→ **Study text**:

——————————

Islands and peninsulas of persistent hyperautofluorescence in atrophy. In an area of persistent hyperFAF, RPE (orange) is continuous, overall thick, with some ectopic pigmented cells, and a thin continuous basal laminar deposit. The presence of RPE distinguishes this formation from the outer retinal tubulation. Overlying photoreceptors have outer segments. Whether debris between outer segments and RPE contains subretinal drusenoid deposits or shed inner segments 111 awaits ultrastructural investigation. The ELM is intact (green arrowheads) and separates this region from atrophy at the right and left. Atrophic area at right has dissociated RPE atop persistent basal laminar deposit and a druse from which calcified nodules were dislodged. Ch, choroid; HFL/ONL, Henle fiber layer and outer nuclear layer combined due to dyslamination; INL, inner nuclear layer; IPL, inner plexiform layer; OPL, outer plexiform layer; RPE-BL-BrM, RPE-BLamD-Bruch membrane complex; Sc, sclera, v, vein. The arrow indicates most visible lumen of a diminished choriocapillaris.

Figure 8.

——————————

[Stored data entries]
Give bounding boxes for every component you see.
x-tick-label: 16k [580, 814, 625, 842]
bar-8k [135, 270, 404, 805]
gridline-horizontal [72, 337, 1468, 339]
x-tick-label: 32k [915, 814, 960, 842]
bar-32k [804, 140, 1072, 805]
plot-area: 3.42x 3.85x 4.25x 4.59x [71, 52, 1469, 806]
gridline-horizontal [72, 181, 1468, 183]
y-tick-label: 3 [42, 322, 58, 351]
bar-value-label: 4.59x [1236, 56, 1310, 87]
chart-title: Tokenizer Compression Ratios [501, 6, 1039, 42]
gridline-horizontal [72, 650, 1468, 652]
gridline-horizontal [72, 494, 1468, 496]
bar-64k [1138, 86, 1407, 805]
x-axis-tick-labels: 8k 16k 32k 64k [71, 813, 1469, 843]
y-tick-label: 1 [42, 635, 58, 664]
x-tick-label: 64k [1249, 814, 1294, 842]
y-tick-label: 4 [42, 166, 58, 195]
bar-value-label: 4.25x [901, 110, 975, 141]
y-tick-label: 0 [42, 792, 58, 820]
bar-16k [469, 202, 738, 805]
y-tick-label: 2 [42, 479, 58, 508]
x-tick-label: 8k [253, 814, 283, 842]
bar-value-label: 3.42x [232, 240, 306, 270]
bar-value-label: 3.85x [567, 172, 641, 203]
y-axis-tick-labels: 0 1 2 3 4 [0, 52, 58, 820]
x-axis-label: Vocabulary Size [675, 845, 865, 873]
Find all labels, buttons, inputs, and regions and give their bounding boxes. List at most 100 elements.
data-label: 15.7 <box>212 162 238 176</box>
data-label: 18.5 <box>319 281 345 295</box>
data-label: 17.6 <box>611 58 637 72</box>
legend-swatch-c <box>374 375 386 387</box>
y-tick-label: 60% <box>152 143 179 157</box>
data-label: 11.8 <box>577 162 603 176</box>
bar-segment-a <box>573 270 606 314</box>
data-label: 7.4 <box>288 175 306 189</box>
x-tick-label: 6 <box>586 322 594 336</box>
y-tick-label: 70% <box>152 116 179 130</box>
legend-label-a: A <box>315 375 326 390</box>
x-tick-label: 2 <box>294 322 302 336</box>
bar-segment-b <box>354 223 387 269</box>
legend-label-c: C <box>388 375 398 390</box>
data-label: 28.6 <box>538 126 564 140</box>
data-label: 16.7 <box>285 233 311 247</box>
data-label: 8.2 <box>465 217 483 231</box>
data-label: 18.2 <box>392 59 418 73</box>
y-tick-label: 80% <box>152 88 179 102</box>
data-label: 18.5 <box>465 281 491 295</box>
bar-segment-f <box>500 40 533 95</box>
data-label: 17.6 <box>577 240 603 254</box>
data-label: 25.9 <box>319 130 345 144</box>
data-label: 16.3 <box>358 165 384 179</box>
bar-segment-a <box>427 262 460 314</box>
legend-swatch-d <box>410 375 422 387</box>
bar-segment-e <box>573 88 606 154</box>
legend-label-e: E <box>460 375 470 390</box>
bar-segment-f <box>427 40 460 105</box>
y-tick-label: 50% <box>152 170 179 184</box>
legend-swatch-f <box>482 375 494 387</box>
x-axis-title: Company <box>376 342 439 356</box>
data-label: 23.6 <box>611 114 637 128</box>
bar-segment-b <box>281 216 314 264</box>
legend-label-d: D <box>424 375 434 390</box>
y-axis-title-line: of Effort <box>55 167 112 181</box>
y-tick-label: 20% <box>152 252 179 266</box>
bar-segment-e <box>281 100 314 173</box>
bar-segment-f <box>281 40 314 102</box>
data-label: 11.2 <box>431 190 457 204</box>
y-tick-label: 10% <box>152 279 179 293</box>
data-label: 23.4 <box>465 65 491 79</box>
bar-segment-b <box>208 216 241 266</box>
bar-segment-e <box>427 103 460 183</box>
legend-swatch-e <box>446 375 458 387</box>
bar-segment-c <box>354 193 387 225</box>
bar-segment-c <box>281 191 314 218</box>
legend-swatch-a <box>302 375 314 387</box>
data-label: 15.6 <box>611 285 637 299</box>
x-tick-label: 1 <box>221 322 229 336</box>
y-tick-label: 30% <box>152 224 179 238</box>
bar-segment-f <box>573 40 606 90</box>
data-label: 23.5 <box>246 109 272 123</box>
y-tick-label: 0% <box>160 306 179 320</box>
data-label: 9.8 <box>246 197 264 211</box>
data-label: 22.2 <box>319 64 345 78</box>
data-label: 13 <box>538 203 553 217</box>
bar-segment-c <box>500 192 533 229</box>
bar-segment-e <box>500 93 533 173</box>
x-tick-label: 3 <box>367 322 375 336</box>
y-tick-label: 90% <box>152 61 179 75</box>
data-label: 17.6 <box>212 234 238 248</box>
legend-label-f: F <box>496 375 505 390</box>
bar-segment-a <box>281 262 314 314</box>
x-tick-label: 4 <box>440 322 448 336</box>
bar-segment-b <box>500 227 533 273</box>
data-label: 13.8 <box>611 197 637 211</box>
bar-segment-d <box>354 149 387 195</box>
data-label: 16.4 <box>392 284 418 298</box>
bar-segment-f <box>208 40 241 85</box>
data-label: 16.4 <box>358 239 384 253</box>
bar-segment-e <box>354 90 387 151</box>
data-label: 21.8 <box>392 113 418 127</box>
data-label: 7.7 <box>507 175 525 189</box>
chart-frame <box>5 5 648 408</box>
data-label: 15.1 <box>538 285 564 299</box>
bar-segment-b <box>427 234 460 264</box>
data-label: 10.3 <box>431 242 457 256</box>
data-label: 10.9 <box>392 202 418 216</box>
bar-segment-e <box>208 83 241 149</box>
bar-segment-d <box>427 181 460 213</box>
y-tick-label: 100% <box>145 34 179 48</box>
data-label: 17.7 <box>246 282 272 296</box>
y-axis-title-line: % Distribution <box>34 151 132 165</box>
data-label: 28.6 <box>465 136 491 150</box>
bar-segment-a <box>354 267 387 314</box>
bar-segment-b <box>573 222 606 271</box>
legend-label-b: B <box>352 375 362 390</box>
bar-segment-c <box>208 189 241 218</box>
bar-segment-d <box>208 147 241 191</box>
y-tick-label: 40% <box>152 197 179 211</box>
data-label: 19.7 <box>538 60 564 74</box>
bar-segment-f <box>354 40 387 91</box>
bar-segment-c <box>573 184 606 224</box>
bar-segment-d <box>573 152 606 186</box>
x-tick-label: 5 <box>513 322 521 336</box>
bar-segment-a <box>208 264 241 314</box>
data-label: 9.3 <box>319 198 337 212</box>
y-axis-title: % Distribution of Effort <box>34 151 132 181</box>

——————————

→ **Task details**: Continue the text on persistent hyperautofluorescence in retinal atrophy, starting right after its final line, "Figure 8."

→ **Output below**:
Histology of fundus autofluorescence patterns at the border of atrophy. (A) Optical coherence tomography (OCT) B-scan through drusen-driven atrophy contextualizes histology of junctional zones. This image was captured at the last clinic visit (ART 12, Quality 37) and expanded axially to reveal detail. It is located approximately 1620 µm superior to where histology is taken 6 years later but is nevertheless representative because the atrophy expanded inferiorly. Six green arrowheads indicate descents of the external limiting membrane (ELM). A central area of atrophy is delimited by green arrowheads 3 and 4. Within that area, the OPL subsidence occurs at the pink arrowheads 1 and 2. To the right of pink arrowhead 2, where the OPL is still visible, are junctional zones comparable to the histology in panels B and C. Reflective “crownlike elevations” in the atrophic area are calcified drusen with persistent overlying basal laminar deposit (BLamD). Paired green arrowheads 1 and 2 and 5 and 6 indicate small atrophic spots outside the central area which show ELM descents over individual deposits. The ELM is barely visible over one retinal pigment epithelium (RPE)-capped druse at the far right (no arrowheads). (B) The ELM descent divides a hyper fundus autofluorescence (FAF) outer junctional zone on the right, from the inner junctional zone of atrophy, where hypoFAF is mottled due to autofluorescent puncta (see Figure 1). The remainder of the atrophic zone, at the left, is hypoFAF. The yellow frame indicates the area magnified in panel C. d, druse; green arrowheads, ELM; IPL, inner plexiform layer; INL, inner nuclear layer; OPL, outer plexiform layer; HFL/ONL, Henle fiber layer and outer nuclear layer combined due to dyslamination; RPE-BL-BrM, RPE-BLamD-Bruch membrane complex; Ch, choroid. C. HyperFAF, photoreceptors lacking outer segments, continuous dysmorphic RPE, thick BLamD; Mottled FAF, absent photoreceptors, dissociated RPE (orange arrowhead), thin BLamD; HypoFAF, absent photoreceptors, absent RPE, thin BLamD. Yellow arrowhead, horizontally oriented processes of Müller glia in a subretinal membrane. White arrowhead, BLamD protuberances, attached to (left) and detached from (right) continuous BLamD; White arrow indicates most visible lumen of a diminished choriocapillaris.